◆ Work to be completed ◆
Give an exact transcription of every line, dropping the images.
** Begin Given information **
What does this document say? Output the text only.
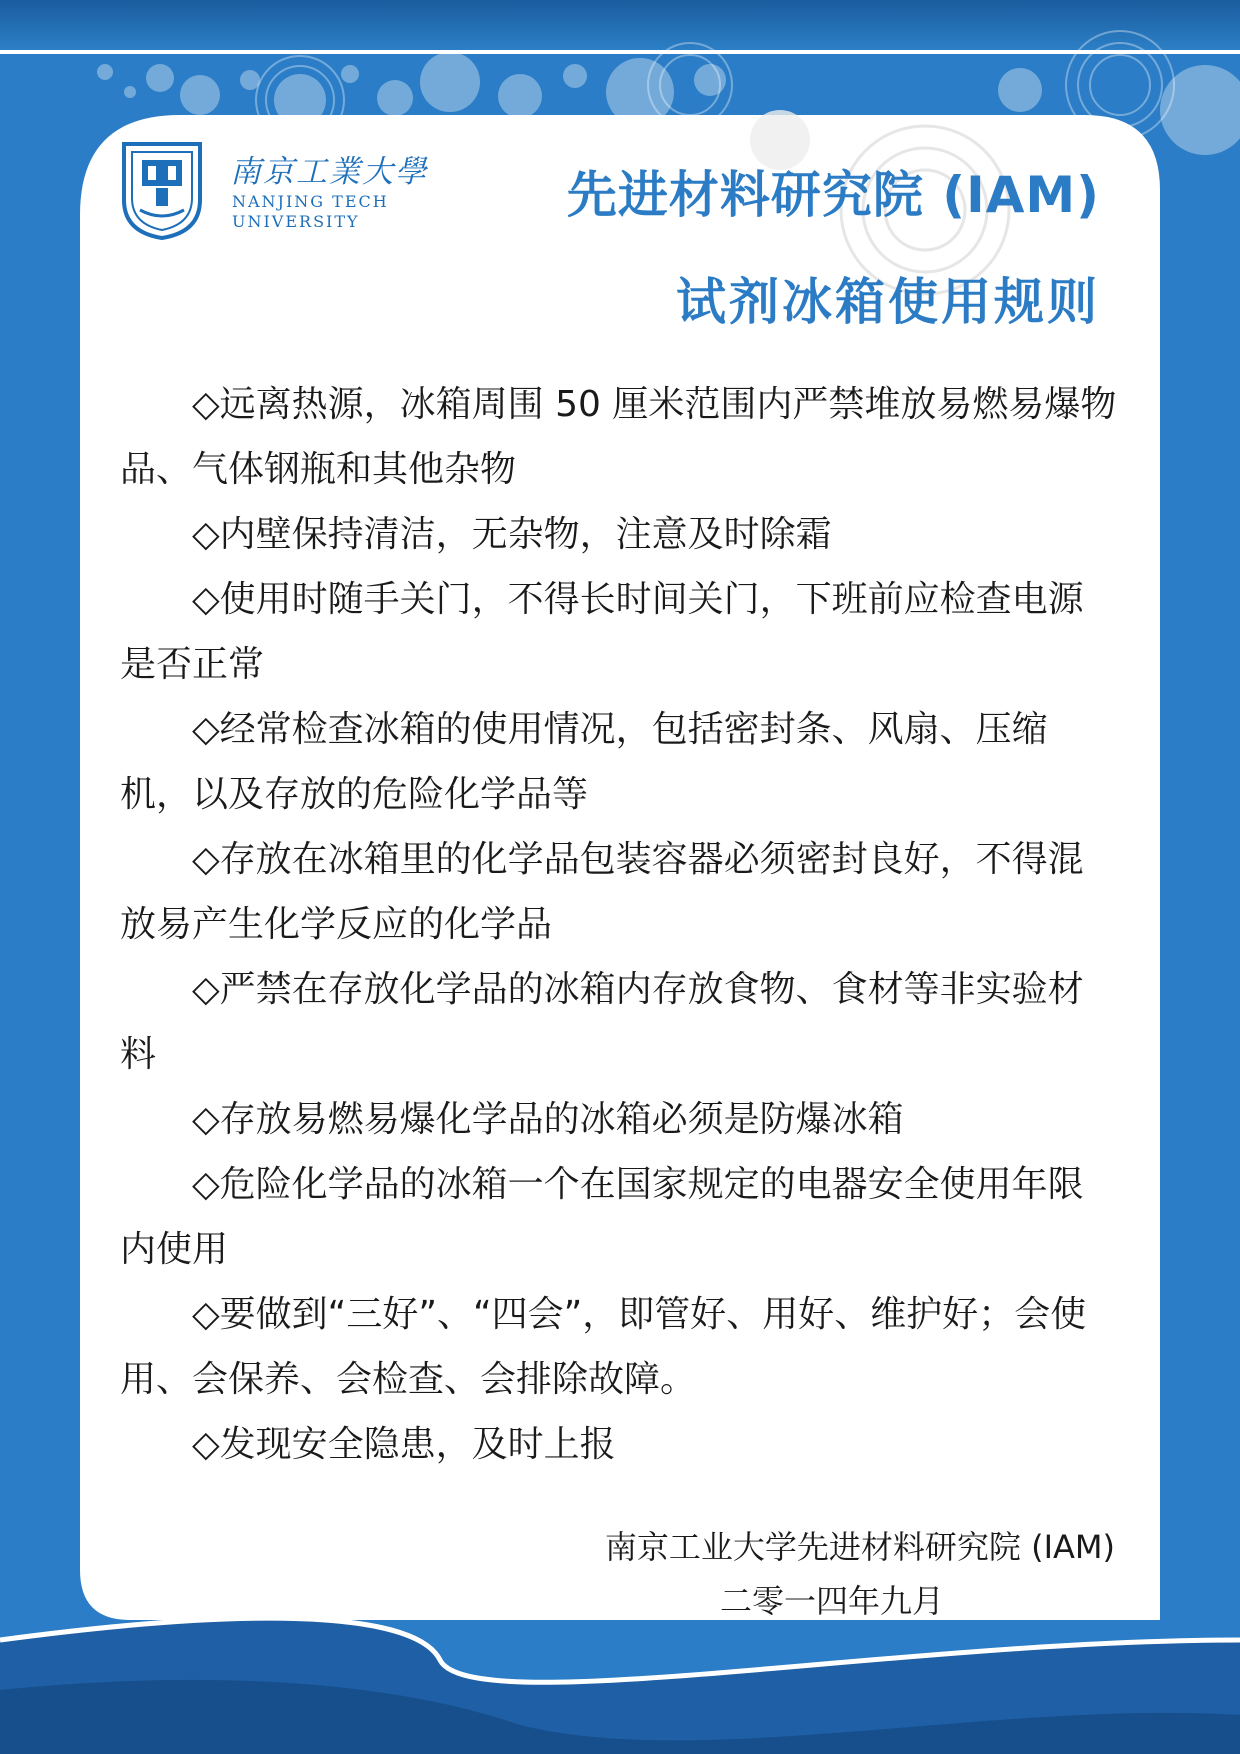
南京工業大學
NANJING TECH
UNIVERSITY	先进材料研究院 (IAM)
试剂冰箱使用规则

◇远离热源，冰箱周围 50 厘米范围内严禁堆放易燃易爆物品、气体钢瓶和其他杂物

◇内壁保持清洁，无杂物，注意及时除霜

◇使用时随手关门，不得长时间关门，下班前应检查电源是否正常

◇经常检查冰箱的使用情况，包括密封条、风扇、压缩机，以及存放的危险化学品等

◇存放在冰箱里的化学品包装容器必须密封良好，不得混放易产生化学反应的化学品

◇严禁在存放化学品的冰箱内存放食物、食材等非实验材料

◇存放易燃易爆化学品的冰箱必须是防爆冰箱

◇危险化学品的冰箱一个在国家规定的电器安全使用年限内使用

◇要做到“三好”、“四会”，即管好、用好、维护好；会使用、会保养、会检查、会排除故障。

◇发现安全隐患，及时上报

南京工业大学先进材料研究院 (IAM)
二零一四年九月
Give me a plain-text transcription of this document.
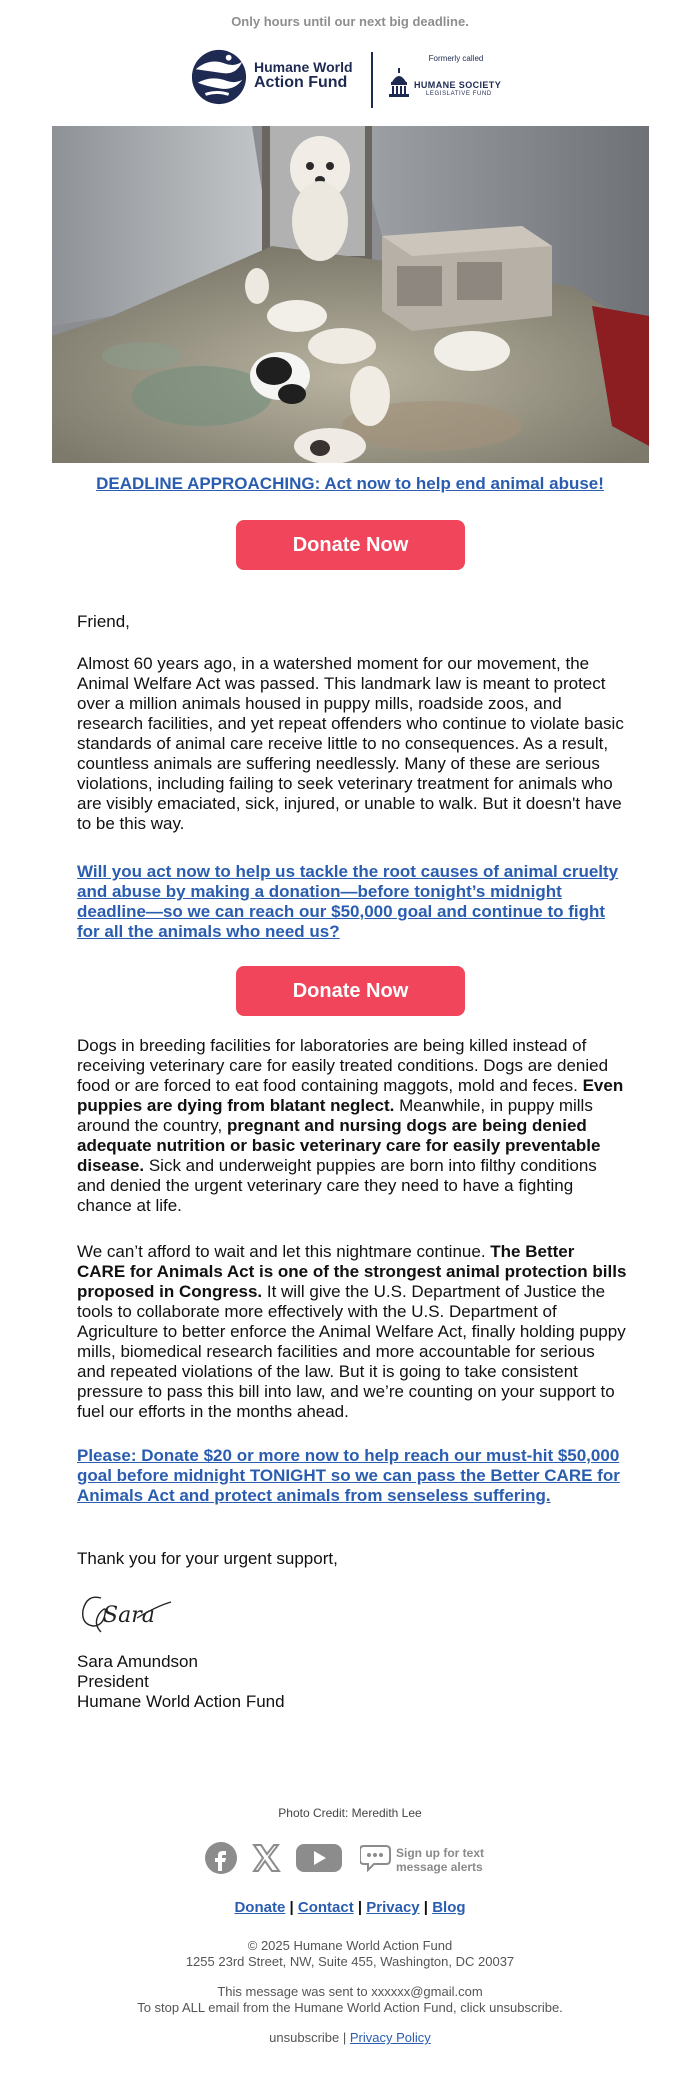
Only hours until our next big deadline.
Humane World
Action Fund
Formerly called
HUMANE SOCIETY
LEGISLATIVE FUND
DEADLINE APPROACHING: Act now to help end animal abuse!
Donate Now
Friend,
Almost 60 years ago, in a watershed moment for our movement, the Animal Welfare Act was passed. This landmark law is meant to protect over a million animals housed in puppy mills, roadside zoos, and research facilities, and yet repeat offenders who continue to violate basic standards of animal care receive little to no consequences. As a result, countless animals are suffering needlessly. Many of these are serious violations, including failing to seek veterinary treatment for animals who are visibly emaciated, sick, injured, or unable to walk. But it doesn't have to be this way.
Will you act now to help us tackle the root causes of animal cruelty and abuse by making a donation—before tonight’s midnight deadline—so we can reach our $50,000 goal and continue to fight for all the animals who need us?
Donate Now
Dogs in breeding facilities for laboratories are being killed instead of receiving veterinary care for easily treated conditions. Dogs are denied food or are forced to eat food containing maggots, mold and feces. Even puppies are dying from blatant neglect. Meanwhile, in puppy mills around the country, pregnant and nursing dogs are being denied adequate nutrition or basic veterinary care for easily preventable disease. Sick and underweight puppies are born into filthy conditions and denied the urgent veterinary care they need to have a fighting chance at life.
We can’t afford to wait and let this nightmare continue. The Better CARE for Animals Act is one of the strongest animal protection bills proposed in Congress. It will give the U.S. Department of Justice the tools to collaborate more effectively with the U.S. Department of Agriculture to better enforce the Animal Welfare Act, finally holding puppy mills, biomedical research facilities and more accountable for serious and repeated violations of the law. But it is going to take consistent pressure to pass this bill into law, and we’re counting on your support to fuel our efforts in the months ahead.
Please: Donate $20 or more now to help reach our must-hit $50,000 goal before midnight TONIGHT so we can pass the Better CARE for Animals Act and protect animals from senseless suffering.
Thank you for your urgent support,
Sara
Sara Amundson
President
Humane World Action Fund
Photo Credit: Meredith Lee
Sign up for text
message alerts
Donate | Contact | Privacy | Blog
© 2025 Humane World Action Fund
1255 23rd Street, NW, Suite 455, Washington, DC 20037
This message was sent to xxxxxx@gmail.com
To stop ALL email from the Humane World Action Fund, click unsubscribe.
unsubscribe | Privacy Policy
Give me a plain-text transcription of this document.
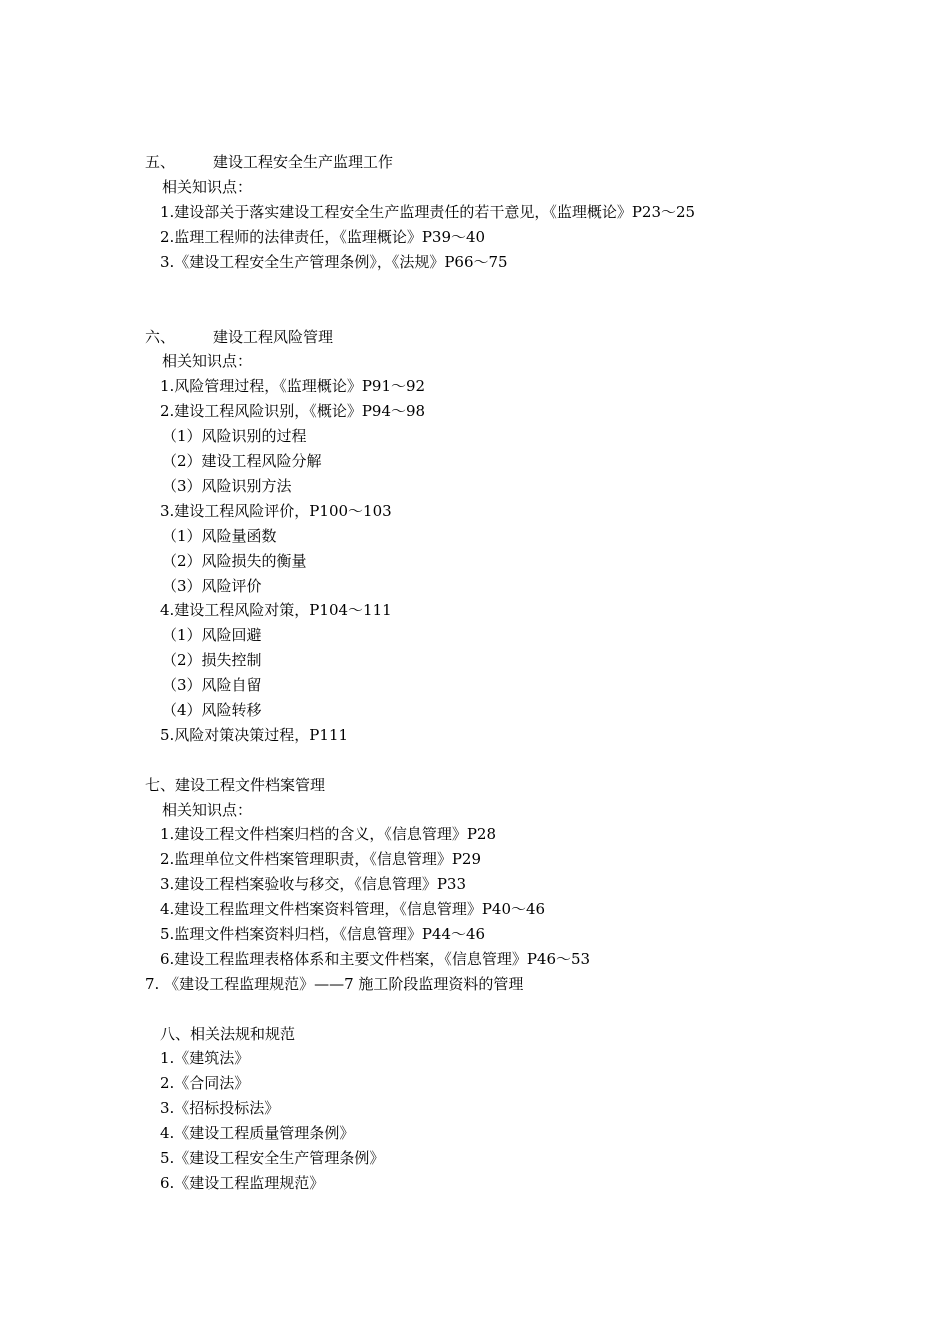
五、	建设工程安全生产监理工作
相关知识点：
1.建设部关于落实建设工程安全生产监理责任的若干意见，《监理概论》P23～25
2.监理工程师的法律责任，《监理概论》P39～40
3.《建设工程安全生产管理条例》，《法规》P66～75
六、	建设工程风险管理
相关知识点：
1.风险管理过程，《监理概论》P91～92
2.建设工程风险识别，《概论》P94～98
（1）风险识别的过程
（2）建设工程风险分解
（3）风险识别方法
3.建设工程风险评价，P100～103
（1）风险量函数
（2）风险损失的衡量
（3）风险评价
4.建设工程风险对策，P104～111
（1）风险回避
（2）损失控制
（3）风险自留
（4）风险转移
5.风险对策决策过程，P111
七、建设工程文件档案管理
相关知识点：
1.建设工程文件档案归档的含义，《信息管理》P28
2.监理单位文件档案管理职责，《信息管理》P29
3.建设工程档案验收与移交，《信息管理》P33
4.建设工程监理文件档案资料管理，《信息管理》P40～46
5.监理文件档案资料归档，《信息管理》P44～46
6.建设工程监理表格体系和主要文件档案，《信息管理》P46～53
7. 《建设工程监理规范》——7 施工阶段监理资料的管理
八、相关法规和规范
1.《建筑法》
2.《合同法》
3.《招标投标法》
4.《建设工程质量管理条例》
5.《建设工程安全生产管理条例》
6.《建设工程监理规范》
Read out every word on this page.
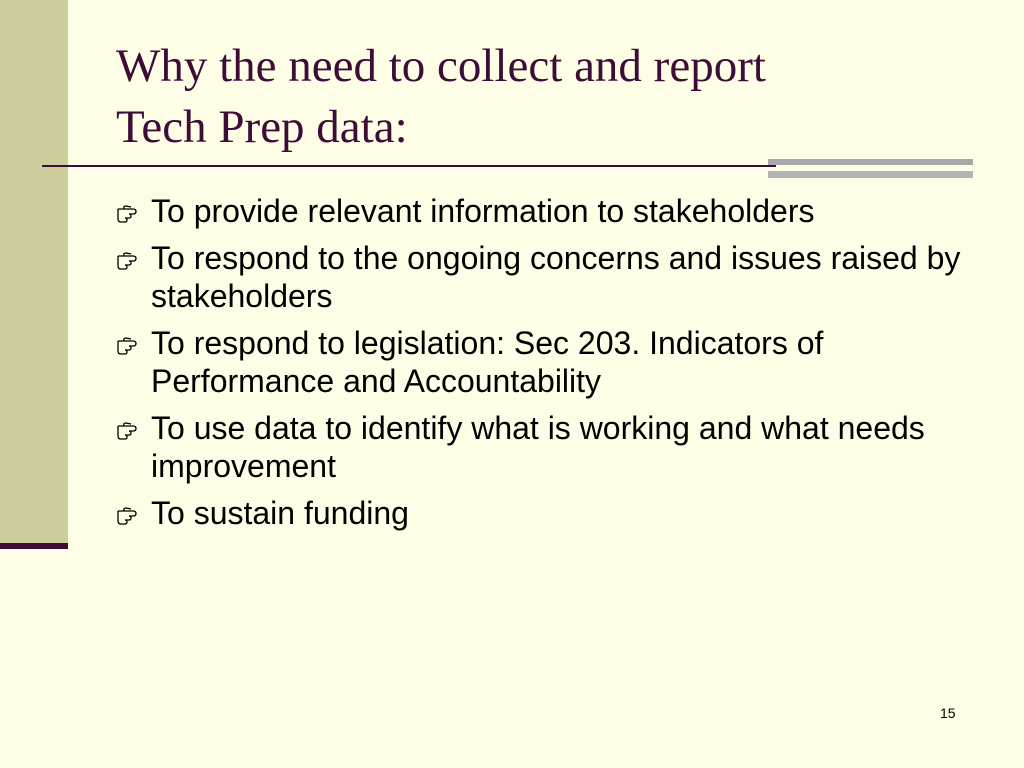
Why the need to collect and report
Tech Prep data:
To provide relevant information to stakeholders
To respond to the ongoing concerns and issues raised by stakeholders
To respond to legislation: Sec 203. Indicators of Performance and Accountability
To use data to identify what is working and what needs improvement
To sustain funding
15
** End Given information **
◆ Expected answer ◆
What does this document say? Output the text only.
南京工業大學
NANJING TECH
UNIVERSITY	先进材料研究院 (IAM)
试剂冰箱使用规则

◇远离热源，冰箱周围 50 厘米范围内严禁堆放易燃易爆物品、气体钢瓶和其他杂物

◇内壁保持清洁，无杂物，注意及时除霜

◇使用时随手关门，不得长时间关门，下班前应检查电源是否正常

◇经常检查冰箱的使用情况，包括密封条、风扇、压缩机，以及存放的危险化学品等

◇存放在冰箱里的化学品包装容器必须密封良好，不得混放易产生化学反应的化学品

◇严禁在存放化学品的冰箱内存放食物、食材等非实验材料

◇存放易燃易爆化学品的冰箱必须是防爆冰箱

◇危险化学品的冰箱一个在国家规定的电器安全使用年限内使用

◇要做到“三好”、“四会”，即管好、用好、维护好；会使用、会保养、会检查、会排除故障。

◇发现安全隐患，及时上报

南京工业大学先进材料研究院 (IAM)
二零一四年九月
Give me a plain-text transcription of this document.
Only hours until our next big deadline.
Humane World
Action Fund
Formerly called
HUMANE SOCIETY
LEGISLATIVE FUND
DEADLINE APPROACHING: Act now to help end animal abuse!
Donate Now
Friend,
Almost 60 years ago, in a watershed moment for our movement, the Animal Welfare Act was passed. This landmark law is meant to protect over a million animals housed in puppy mills, roadside zoos, and research facilities, and yet repeat offenders who continue to violate basic standards of animal care receive little to no consequences. As a result, countless animals are suffering needlessly. Many of these are serious violations, including failing to seek veterinary treatment for animals who are visibly emaciated, sick, injured, or unable to walk. But it doesn't have to be this way.
Will you act now to help us tackle the root causes of animal cruelty and abuse by making a donation—before tonight’s midnight deadline—so we can reach our $50,000 goal and continue to fight for all the animals who need us?
Donate Now
Dogs in breeding facilities for laboratories are being killed instead of receiving veterinary care for easily treated conditions. Dogs are denied food or are forced to eat food containing maggots, mold and feces. Even puppies are dying from blatant neglect. Meanwhile, in puppy mills around the country, pregnant and nursing dogs are being denied adequate nutrition or basic veterinary care for easily preventable disease. Sick and underweight puppies are born into filthy conditions and denied the urgent veterinary care they need to have a fighting chance at life.
We can’t afford to wait and let this nightmare continue. The Better CARE for Animals Act is one of the strongest animal protection bills proposed in Congress. It will give the U.S. Department of Justice the tools to collaborate more effectively with the U.S. Department of Agriculture to better enforce the Animal Welfare Act, finally holding puppy mills, biomedical research facilities and more accountable for serious and repeated violations of the law. But it is going to take consistent pressure to pass this bill into law, and we’re counting on your support to fuel our efforts in the months ahead.
Please: Donate $20 or more now to help reach our must-hit $50,000 goal before midnight TONIGHT so we can pass the Better CARE for Animals Act and protect animals from senseless suffering.
Thank you for your urgent support,
Sara
Sara Amundson
President
Humane World Action Fund
Photo Credit: Meredith Lee
Sign up for text
message alerts
Donate | Contact | Privacy | Blog
© 2025 Humane World Action Fund
1255 23rd Street, NW, Suite 455, Washington, DC 20037
This message was sent to xxxxxx@gmail.com
To stop ALL email from the Humane World Action Fund, click unsubscribe.
unsubscribe | Privacy Policy
Give me a plain-text transcription of this document.
五、	建设工程安全生产监理工作
相关知识点：
1.建设部关于落实建设工程安全生产监理责任的若干意见，《监理概论》P23～25
2.监理工程师的法律责任，《监理概论》P39～40
3.《建设工程安全生产管理条例》，《法规》P66～75
六、	建设工程风险管理
相关知识点：
1.风险管理过程，《监理概论》P91～92
2.建设工程风险识别，《概论》P94～98
（1）风险识别的过程
（2）建设工程风险分解
（3）风险识别方法
3.建设工程风险评价，P100～103
（1）风险量函数
（2）风险损失的衡量
（3）风险评价
4.建设工程风险对策，P104～111
（1）风险回避
（2）损失控制
（3）风险自留
（4）风险转移
5.风险对策决策过程，P111
七、建设工程文件档案管理
相关知识点：
1.建设工程文件档案归档的含义，《信息管理》P28
2.监理单位文件档案管理职责，《信息管理》P29
3.建设工程档案验收与移交，《信息管理》P33
4.建设工程监理文件档案资料管理，《信息管理》P40～46
5.监理文件档案资料归档，《信息管理》P44～46
6.建设工程监理表格体系和主要文件档案，《信息管理》P46～53
7. 《建设工程监理规范》——7 施工阶段监理资料的管理
八、相关法规和规范
1.《建筑法》
2.《合同法》
3.《招标投标法》
4.《建设工程质量管理条例》
5.《建设工程安全生产管理条例》
6.《建设工程监理规范》
Read out every word on this page.
Why the need to collect and report
Tech Prep data:
To provide relevant information to stakeholders
To respond to the ongoing concerns and issues raised by stakeholders
To respond to legislation: Sec 203. Indicators of Performance and Accountability
To use data to identify what is working and what needs improvement
To sustain funding
15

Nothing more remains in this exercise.